Start INPUT DATA

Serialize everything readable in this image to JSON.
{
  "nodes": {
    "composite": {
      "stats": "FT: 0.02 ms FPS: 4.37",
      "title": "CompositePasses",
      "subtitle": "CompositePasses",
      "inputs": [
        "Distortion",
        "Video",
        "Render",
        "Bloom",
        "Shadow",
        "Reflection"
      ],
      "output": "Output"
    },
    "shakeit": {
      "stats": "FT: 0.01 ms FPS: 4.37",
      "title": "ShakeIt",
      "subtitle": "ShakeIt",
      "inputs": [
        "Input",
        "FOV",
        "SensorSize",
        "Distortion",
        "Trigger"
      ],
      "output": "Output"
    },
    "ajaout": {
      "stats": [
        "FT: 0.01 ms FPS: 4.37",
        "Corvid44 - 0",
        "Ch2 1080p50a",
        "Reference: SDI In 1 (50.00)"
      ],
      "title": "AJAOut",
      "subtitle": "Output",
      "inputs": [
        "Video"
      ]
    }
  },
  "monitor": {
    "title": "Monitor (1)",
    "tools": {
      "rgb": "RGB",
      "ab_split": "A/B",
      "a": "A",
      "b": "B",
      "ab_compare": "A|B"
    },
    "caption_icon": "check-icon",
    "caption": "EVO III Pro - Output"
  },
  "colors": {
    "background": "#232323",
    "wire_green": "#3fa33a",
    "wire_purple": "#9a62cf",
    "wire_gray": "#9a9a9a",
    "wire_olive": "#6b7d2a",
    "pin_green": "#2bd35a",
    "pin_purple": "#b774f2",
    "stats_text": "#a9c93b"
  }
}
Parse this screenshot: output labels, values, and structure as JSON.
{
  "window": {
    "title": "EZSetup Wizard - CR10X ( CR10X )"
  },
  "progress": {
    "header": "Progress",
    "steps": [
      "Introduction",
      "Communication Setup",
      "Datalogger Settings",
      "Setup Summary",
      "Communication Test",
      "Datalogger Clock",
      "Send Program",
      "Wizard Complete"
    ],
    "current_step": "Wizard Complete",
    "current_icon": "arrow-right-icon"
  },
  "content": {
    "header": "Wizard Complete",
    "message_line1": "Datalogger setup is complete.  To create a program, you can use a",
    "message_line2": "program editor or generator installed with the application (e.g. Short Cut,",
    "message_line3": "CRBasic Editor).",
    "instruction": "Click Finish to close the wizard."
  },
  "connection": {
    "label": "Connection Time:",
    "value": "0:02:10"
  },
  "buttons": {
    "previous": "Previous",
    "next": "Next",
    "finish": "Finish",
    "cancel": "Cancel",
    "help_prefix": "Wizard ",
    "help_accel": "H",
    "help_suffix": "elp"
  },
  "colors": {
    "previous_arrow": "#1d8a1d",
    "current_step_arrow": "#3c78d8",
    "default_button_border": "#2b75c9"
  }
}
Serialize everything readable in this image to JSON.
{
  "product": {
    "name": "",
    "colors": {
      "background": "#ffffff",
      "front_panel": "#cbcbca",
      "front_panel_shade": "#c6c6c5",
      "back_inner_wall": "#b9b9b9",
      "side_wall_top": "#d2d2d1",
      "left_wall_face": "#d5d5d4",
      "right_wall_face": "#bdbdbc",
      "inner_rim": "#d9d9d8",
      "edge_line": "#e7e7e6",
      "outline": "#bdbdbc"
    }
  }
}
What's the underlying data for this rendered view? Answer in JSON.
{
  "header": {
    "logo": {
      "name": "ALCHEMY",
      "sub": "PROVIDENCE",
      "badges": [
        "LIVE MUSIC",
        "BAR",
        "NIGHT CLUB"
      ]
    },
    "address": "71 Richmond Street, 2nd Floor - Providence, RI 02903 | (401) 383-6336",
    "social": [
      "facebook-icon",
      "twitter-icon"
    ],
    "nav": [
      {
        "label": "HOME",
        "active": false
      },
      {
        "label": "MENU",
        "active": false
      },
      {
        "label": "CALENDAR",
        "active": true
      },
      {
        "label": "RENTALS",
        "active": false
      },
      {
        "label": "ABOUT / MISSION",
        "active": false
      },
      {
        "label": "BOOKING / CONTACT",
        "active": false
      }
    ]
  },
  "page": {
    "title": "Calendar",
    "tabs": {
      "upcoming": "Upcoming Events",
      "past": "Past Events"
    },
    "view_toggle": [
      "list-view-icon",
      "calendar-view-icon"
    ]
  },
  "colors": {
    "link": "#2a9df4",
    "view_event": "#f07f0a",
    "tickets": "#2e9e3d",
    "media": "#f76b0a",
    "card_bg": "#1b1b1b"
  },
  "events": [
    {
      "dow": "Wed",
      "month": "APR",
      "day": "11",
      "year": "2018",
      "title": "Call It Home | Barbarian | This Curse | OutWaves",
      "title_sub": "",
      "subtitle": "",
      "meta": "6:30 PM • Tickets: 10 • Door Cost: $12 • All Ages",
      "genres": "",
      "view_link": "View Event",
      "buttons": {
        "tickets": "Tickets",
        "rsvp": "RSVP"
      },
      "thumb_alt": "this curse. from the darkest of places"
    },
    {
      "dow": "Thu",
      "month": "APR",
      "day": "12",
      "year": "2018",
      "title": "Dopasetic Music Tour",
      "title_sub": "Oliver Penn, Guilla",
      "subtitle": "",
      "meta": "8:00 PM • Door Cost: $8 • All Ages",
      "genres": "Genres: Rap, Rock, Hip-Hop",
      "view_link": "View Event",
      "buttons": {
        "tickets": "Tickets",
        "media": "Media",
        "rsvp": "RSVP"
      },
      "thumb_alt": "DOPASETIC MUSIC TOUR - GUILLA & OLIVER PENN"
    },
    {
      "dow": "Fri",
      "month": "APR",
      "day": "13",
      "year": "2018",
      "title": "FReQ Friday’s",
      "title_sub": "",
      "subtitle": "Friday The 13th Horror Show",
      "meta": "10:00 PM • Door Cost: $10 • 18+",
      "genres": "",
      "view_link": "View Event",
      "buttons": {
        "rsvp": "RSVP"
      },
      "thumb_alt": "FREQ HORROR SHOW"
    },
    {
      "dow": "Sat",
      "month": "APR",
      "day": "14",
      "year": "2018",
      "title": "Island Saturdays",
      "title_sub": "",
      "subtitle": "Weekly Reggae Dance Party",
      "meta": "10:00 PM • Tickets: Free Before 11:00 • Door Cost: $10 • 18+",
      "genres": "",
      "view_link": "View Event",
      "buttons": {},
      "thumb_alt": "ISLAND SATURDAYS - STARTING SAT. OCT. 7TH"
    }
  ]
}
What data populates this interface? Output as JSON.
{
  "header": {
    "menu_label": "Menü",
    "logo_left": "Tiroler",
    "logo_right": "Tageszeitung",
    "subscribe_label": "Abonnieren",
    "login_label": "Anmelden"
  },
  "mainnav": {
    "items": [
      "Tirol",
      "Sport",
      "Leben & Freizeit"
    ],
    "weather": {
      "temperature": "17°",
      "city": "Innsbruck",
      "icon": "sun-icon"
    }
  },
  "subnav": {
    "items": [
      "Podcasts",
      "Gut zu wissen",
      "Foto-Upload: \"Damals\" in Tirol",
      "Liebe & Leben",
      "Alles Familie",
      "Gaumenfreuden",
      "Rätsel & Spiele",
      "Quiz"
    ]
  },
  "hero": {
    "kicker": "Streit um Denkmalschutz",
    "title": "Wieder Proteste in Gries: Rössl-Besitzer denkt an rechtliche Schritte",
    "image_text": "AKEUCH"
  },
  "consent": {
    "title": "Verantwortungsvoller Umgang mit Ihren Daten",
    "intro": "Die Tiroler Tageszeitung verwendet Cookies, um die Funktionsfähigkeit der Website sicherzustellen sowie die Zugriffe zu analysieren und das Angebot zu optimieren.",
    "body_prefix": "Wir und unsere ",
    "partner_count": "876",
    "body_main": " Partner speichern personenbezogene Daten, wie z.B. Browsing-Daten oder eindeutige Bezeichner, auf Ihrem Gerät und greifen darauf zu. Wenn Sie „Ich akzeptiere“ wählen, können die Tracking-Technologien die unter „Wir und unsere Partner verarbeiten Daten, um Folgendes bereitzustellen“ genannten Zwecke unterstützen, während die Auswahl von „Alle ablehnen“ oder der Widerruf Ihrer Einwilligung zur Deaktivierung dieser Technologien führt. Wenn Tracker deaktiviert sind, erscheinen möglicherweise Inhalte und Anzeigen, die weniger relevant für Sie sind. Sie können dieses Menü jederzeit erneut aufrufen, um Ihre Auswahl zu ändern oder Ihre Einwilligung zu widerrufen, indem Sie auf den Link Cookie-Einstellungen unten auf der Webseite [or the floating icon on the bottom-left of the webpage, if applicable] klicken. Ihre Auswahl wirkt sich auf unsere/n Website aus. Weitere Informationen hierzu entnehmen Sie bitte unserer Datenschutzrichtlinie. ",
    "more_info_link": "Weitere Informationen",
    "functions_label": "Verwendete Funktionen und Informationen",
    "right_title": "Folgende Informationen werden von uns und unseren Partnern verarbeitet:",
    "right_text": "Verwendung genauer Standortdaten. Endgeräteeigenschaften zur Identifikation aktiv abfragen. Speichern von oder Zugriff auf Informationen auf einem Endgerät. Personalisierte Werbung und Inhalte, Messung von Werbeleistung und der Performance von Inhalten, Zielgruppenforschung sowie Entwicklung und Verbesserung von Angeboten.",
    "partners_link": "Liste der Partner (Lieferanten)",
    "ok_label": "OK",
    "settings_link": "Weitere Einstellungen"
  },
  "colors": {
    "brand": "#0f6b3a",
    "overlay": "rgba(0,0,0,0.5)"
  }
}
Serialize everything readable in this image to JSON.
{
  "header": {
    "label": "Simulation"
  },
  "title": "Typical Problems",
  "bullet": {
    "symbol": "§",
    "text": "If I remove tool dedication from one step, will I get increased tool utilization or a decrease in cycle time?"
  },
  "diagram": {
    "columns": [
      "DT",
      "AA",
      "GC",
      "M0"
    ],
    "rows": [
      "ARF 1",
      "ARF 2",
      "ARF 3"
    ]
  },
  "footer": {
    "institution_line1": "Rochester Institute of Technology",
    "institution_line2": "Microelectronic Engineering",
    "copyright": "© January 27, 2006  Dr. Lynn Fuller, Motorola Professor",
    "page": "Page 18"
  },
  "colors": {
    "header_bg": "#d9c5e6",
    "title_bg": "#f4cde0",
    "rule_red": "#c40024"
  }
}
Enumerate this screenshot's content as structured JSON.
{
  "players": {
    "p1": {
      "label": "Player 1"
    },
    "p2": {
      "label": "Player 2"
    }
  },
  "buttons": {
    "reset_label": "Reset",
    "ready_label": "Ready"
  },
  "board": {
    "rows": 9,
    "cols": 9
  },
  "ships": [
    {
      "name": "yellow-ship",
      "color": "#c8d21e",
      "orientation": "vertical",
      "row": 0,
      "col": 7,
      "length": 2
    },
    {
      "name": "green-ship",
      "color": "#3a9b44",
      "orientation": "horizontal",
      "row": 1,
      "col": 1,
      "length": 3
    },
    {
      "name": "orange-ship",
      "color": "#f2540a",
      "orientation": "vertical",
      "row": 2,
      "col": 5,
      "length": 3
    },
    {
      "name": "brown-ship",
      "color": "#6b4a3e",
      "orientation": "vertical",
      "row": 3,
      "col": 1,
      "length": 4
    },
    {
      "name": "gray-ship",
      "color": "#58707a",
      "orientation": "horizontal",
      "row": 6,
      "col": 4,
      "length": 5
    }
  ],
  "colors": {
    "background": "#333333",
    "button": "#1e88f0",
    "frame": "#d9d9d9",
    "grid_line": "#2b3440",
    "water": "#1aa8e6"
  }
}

End INPUT DATA

EXERCISE BRIEF
Collect each line above holding the string "Tageszeitung".

PROBLEM SOLUTION
    "logo_right": "Tageszeitung",
    "intro": "Die Tiroler Tageszeitung verwendet Cookies, um die Funktionsfähigkeit der Website sicherzustellen sowie die Zugriffe zu analysieren und das Angebot zu optimieren.",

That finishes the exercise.